The mayor of Washington, D.C., declared gun violence a public health crisis.
The mayor's office launched an emergency response to gun violence on Wednesday, taking a comprehensive, public health approach to crimes that devastate District families and neighborhoods.
D.C. is investing $15 million in gun violence reduction, Mayor Muriel Bowser’s office announced.
“We know that we must think and must act differently,” the mayor said at a news conference.
An executive order by the mayor created the Gun Violence Prevention Emergency Operations Center, in Anacostia. The larger gun violence prevention program is called Building Blocks DC.
The initial focus will be on 151 blocks of the District, primarily in Ward 7 and Ward 8. These blocks make up 2% of all blocks in D.C. but account for 41% of violent offenses in which gunshots are fired, the city’s presentation said. A map of the blocks was not immediately released.
City professionals involved include those who specialize in emergency management, housing, mental health and government services, said Linda Harllee Harper, D.C.'s new director of gun violence prevention.

DATA EXTRACT -
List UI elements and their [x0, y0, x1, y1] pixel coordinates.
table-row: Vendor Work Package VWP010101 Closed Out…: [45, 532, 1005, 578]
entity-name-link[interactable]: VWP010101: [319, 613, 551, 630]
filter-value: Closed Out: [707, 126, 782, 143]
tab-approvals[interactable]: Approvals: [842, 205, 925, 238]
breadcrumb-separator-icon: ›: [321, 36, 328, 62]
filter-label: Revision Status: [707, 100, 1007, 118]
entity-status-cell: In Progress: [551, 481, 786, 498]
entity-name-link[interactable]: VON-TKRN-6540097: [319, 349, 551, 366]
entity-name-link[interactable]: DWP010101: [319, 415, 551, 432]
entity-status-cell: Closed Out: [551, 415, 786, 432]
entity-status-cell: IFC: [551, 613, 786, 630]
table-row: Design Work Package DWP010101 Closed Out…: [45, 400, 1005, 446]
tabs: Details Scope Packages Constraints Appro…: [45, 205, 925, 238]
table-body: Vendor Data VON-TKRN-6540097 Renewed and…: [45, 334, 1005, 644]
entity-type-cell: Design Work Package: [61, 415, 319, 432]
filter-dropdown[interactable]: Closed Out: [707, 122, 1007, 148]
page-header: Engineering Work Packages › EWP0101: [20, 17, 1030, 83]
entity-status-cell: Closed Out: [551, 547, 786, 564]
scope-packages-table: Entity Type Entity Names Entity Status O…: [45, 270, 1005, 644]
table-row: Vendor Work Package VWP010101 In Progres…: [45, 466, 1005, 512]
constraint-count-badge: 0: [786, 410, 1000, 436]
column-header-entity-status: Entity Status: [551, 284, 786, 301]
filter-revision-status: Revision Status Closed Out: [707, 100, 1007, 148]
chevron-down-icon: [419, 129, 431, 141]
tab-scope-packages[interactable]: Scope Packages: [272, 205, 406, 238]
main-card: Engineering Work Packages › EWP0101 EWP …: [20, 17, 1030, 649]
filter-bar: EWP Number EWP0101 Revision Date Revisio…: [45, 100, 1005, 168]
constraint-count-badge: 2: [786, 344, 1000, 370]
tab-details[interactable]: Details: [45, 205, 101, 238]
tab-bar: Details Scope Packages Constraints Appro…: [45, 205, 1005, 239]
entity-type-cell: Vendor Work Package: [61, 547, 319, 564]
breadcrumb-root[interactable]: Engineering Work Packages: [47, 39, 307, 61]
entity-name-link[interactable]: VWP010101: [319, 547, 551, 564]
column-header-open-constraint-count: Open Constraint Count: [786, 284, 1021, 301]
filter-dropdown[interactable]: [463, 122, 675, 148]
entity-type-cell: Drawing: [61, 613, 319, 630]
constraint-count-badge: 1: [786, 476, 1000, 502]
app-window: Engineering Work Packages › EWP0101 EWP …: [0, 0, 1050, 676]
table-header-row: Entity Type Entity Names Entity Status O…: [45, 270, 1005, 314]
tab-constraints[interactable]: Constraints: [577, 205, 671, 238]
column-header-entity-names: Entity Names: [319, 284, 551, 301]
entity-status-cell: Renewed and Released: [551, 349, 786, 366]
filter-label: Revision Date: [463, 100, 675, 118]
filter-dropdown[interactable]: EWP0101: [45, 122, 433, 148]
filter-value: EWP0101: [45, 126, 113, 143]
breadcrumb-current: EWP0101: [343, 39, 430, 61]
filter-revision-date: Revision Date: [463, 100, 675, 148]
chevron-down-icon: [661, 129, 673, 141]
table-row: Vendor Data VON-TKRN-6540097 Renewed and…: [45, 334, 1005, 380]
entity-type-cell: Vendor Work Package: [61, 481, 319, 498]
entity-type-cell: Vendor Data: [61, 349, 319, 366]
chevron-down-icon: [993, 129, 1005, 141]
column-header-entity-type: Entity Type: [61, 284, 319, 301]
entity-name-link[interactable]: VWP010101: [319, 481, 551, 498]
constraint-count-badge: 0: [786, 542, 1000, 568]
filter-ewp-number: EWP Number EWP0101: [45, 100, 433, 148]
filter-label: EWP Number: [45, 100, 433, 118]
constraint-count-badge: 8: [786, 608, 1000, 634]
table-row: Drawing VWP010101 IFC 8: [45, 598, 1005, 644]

TRY IT -
Copy the passage of the D.C. gun violence article above between "D.C. is investing" and "Building Blocks DC.", inclusive.

WRITTEN SOLUTION -
D.C. is investing $15 million in gun violence reduction, Mayor Muriel Bowser’s office announced.
“We know that we must think and must act differently,” the mayor said at a news conference.
An executive order by the mayor created the Gun Violence Prevention Emergency Operations Center, in Anacostia. The larger gun violence prevention program is called Building Blocks DC.